*EXERCISE DETAILS:*
Reply with only the number of lines that contain the string "readline".

#### RECORDS PROVIDED ####

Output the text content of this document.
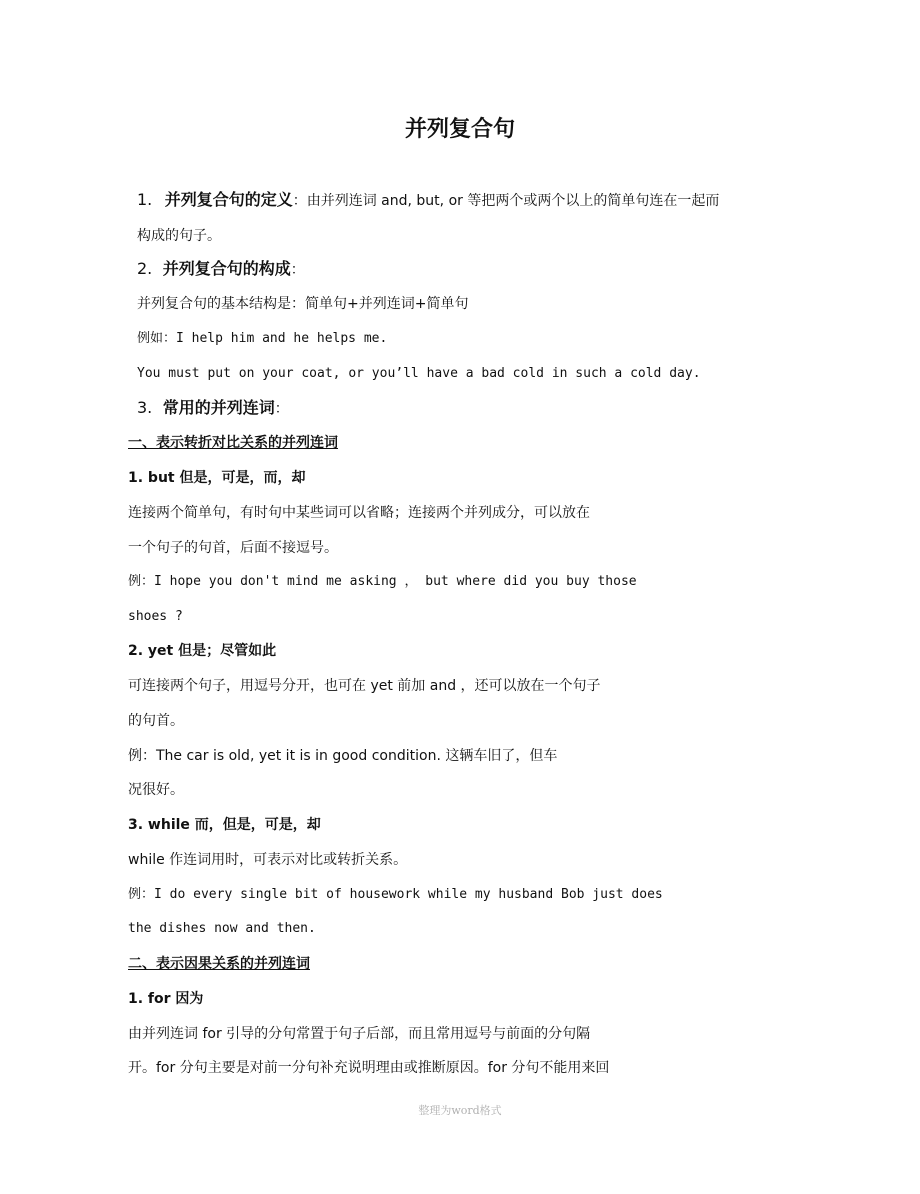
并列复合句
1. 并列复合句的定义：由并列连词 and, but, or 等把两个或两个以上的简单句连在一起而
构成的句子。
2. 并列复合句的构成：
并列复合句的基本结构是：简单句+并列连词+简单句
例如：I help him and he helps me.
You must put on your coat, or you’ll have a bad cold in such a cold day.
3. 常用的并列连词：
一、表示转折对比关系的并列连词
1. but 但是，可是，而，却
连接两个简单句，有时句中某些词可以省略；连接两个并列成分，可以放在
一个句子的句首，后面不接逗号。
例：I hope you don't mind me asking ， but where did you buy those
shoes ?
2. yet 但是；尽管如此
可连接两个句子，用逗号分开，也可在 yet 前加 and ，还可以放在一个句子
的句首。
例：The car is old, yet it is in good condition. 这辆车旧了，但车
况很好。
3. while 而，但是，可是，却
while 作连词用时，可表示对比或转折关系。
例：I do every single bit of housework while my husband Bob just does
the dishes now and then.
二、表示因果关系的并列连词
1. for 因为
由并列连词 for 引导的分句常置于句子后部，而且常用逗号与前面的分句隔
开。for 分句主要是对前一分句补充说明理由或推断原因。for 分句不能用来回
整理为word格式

####
#### RECORDS PROVIDED ####

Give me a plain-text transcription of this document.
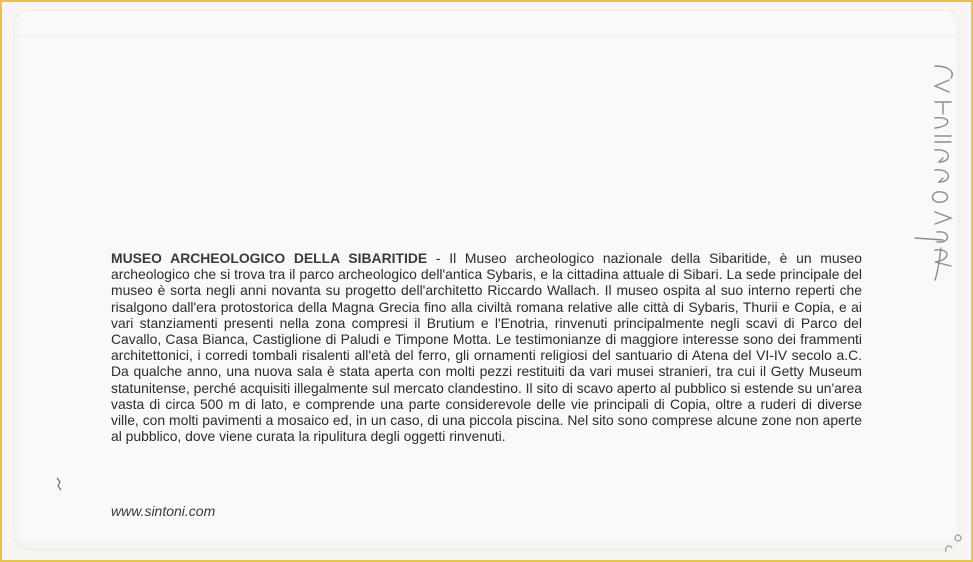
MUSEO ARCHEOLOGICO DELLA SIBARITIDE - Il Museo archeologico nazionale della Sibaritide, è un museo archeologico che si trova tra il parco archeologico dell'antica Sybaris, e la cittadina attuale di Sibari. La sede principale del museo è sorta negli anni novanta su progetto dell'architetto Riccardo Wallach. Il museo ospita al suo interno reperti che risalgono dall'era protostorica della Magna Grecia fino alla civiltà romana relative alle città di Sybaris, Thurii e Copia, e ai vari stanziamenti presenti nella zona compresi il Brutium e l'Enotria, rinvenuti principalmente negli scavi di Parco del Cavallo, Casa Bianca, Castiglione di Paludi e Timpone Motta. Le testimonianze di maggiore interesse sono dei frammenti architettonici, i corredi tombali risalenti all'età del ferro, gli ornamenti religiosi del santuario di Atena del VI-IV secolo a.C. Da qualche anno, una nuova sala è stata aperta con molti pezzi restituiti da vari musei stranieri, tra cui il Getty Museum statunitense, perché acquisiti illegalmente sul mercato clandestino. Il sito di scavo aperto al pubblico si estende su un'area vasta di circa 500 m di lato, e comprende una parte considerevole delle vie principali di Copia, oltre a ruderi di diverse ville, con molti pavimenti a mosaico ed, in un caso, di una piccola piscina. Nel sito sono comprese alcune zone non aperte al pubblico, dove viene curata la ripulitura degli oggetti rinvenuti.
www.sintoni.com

####
#### RECORDS PROVIDED ####

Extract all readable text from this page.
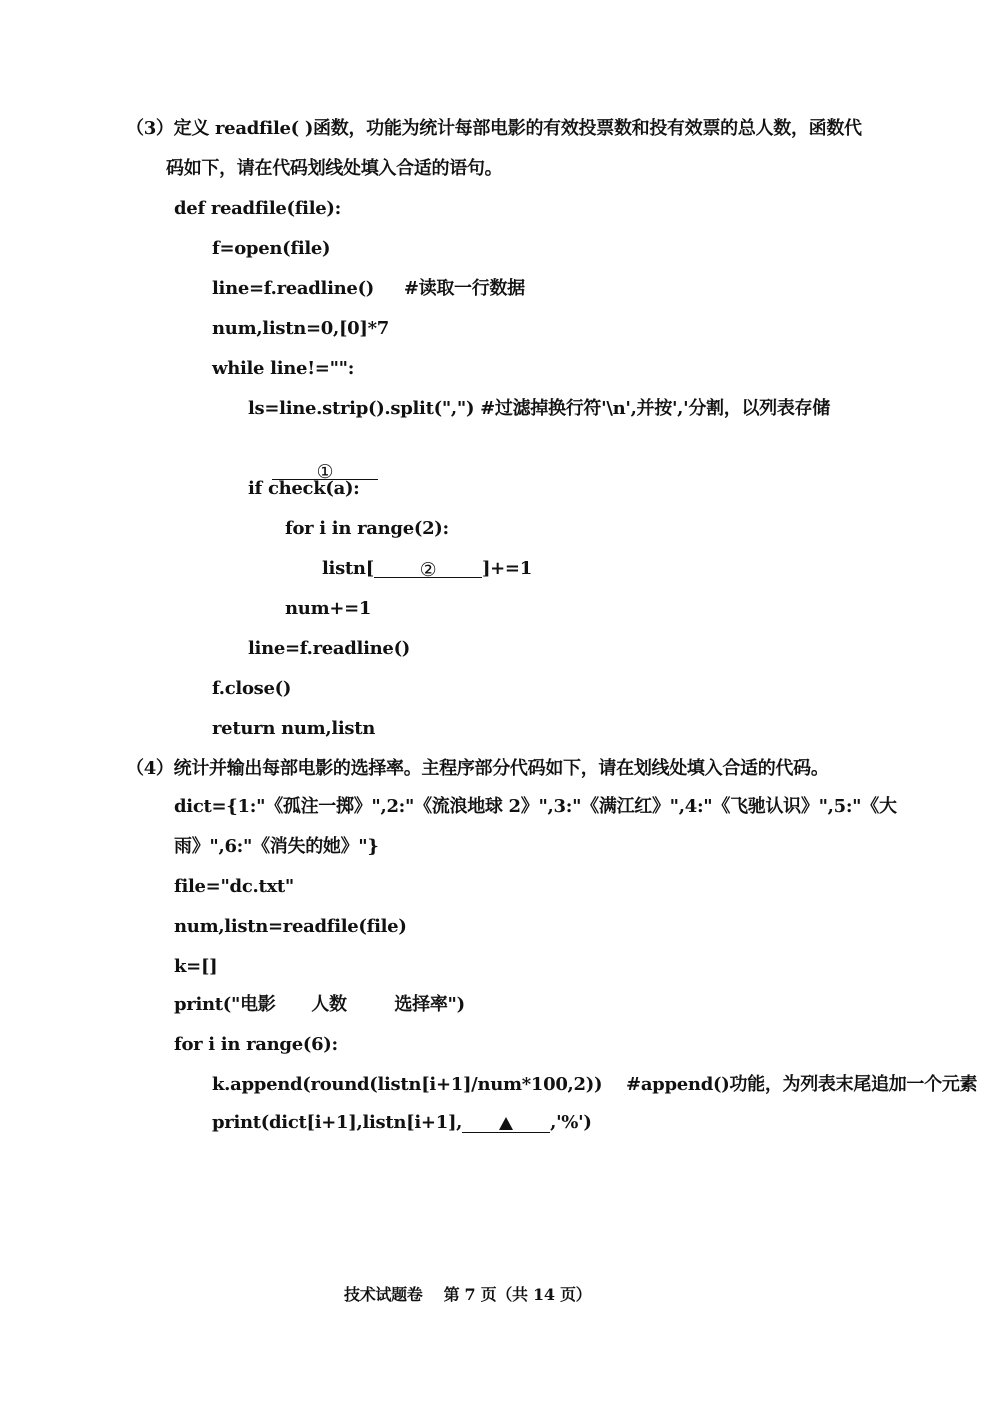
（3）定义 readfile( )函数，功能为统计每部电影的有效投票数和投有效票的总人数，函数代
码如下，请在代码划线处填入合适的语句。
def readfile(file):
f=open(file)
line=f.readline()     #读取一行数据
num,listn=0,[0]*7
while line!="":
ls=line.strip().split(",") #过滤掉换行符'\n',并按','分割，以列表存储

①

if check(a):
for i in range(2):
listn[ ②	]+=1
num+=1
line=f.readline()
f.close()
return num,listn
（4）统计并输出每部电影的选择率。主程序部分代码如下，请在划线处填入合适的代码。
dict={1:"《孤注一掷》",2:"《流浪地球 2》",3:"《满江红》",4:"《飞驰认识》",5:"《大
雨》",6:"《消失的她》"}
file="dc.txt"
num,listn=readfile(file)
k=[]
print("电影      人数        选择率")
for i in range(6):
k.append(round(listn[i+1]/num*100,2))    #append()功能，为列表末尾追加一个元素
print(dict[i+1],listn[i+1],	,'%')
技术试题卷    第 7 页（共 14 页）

####

*RESULT BELOW:*
2